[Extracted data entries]
________________________
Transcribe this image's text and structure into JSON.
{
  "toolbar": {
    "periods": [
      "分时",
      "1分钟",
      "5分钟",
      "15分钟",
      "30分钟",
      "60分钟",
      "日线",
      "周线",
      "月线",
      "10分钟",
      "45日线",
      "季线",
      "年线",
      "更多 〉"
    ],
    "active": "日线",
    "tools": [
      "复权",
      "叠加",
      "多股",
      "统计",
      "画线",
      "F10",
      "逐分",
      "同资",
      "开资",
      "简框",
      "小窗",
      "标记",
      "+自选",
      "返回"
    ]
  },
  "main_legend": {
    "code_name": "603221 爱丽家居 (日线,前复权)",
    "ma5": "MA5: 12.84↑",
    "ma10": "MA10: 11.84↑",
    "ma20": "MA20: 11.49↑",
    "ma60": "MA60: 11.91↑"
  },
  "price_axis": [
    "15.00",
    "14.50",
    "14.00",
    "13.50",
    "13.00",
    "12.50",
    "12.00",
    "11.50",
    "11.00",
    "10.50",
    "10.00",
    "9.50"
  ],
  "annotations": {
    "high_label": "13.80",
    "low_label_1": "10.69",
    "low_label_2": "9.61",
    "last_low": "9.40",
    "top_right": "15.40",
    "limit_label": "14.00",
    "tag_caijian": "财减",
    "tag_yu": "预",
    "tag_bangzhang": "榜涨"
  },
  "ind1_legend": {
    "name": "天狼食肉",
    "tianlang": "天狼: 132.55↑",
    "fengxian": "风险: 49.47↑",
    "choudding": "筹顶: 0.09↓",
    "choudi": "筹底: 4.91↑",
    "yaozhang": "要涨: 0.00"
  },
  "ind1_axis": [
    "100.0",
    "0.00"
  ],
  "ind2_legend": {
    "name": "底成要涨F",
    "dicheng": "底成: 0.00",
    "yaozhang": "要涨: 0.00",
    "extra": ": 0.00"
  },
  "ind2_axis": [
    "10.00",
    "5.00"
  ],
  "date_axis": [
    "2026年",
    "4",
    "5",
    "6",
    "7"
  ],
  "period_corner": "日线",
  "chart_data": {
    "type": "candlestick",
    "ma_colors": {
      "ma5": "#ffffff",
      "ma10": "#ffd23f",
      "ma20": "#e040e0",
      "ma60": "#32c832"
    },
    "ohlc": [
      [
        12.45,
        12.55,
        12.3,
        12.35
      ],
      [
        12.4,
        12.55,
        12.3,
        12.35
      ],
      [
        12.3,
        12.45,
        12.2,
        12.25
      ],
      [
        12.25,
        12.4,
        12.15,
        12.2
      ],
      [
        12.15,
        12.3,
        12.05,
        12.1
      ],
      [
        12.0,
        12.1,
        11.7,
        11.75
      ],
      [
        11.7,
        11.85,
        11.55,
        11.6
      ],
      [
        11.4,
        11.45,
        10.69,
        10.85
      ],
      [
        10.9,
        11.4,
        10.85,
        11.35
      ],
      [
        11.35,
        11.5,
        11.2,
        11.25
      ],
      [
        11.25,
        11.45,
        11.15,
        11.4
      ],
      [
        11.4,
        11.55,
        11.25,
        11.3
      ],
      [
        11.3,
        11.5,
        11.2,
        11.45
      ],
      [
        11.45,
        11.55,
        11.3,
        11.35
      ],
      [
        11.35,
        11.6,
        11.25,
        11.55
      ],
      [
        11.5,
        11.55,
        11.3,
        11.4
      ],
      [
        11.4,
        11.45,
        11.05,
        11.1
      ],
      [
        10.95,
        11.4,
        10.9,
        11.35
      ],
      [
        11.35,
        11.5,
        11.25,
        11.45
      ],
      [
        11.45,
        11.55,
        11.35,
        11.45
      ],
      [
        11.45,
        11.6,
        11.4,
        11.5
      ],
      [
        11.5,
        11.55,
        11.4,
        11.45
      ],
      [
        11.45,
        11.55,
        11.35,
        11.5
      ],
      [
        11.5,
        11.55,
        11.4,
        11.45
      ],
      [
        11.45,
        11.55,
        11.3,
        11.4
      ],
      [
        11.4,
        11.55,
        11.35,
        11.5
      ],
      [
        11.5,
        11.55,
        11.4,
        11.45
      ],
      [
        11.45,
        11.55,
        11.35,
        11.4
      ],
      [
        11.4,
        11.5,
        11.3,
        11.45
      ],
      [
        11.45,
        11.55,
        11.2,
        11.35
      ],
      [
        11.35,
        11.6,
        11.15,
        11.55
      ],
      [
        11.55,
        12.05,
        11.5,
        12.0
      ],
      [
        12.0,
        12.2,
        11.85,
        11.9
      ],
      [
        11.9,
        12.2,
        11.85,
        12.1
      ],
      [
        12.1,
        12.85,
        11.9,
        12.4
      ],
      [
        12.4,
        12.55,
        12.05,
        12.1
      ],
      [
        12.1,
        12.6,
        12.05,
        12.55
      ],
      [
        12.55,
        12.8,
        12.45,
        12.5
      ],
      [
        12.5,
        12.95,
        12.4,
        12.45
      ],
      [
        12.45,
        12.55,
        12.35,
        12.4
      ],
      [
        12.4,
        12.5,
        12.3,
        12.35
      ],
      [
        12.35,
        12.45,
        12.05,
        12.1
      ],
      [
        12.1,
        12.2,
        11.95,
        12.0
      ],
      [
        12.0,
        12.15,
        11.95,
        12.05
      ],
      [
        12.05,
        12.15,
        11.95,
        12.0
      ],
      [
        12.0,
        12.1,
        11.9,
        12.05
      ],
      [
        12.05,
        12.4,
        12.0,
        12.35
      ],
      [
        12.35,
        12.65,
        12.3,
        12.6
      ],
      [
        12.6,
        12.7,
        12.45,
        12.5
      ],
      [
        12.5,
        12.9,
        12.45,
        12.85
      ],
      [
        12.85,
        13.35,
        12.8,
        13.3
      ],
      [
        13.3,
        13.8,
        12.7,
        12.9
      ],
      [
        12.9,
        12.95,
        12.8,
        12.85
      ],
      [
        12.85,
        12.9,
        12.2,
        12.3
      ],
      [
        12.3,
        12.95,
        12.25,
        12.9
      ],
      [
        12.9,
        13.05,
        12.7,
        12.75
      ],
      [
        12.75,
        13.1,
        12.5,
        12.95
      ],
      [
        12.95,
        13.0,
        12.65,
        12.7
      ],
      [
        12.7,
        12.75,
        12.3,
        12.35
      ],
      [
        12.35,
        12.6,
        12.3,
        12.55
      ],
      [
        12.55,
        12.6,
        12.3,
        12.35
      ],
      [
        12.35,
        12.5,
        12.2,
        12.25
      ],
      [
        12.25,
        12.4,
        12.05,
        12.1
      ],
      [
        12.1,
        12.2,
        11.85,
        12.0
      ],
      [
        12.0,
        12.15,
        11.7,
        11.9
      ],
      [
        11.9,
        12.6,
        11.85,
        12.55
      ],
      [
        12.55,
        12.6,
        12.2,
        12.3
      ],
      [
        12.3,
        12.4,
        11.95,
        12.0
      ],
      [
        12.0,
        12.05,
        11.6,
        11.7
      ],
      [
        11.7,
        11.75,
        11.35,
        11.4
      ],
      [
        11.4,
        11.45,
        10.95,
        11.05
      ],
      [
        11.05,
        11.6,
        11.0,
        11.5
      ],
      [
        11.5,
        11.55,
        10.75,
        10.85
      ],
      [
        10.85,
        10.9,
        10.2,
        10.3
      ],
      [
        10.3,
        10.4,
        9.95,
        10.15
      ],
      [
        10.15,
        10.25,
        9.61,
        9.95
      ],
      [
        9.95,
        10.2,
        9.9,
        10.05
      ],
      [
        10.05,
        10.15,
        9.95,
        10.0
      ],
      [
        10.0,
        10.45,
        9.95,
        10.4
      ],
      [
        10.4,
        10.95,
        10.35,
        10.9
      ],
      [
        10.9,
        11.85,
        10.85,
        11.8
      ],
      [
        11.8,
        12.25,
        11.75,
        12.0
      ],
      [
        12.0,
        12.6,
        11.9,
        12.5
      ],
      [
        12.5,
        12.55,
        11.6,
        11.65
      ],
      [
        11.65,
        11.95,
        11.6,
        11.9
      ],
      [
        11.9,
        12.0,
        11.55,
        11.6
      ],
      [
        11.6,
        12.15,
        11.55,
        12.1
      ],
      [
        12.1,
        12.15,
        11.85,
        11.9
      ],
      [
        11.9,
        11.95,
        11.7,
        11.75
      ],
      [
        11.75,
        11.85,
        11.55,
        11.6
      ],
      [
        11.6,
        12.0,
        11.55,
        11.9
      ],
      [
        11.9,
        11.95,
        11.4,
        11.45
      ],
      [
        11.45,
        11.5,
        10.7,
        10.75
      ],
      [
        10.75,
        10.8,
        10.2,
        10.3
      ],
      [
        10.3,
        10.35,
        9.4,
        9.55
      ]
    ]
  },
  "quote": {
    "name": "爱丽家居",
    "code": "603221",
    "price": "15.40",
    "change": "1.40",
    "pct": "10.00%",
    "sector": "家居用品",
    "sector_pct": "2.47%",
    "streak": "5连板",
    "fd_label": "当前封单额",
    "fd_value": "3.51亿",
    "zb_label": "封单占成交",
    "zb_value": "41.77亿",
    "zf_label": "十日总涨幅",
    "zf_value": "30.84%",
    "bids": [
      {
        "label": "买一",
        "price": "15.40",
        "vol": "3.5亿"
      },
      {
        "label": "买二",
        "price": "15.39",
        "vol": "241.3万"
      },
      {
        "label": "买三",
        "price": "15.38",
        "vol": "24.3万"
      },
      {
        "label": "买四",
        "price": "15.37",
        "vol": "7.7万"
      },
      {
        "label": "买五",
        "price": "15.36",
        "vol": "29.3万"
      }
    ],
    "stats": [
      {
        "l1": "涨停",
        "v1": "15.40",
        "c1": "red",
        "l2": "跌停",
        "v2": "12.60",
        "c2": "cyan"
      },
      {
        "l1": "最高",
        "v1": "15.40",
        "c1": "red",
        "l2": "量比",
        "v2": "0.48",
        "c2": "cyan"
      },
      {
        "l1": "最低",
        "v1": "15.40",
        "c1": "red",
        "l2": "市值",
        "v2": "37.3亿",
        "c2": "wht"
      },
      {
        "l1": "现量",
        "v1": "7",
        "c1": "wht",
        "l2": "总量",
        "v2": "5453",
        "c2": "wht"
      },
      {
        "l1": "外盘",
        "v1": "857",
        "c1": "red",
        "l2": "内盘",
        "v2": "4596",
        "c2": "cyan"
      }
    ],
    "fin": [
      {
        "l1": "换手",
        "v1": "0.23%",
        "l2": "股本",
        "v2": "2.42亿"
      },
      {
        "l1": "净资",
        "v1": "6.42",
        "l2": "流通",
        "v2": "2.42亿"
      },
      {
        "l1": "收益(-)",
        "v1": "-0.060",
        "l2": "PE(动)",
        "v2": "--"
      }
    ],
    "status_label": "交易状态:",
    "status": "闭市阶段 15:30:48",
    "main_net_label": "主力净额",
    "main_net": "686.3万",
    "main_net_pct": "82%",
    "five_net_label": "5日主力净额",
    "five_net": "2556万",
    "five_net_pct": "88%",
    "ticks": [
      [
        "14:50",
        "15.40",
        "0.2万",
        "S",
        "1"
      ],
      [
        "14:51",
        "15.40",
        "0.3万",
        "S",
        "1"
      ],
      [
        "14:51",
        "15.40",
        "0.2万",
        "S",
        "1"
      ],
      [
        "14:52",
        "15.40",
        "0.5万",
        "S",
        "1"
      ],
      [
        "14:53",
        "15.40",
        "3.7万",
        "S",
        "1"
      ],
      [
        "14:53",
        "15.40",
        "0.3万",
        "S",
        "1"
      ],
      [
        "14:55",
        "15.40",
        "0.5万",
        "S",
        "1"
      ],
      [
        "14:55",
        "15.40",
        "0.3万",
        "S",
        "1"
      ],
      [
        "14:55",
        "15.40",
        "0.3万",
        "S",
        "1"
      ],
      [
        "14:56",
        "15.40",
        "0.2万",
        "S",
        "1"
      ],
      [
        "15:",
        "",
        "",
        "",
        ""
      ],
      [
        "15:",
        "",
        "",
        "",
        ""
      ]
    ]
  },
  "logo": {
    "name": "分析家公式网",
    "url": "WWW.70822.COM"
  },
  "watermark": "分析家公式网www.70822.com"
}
________________________
Directions ::
Look through the data and show every line containing "爱丽家居".

Correct response ::
    "code_name": "603221 爱丽家居 (日线,前复权)",
    "name": "爱丽家居",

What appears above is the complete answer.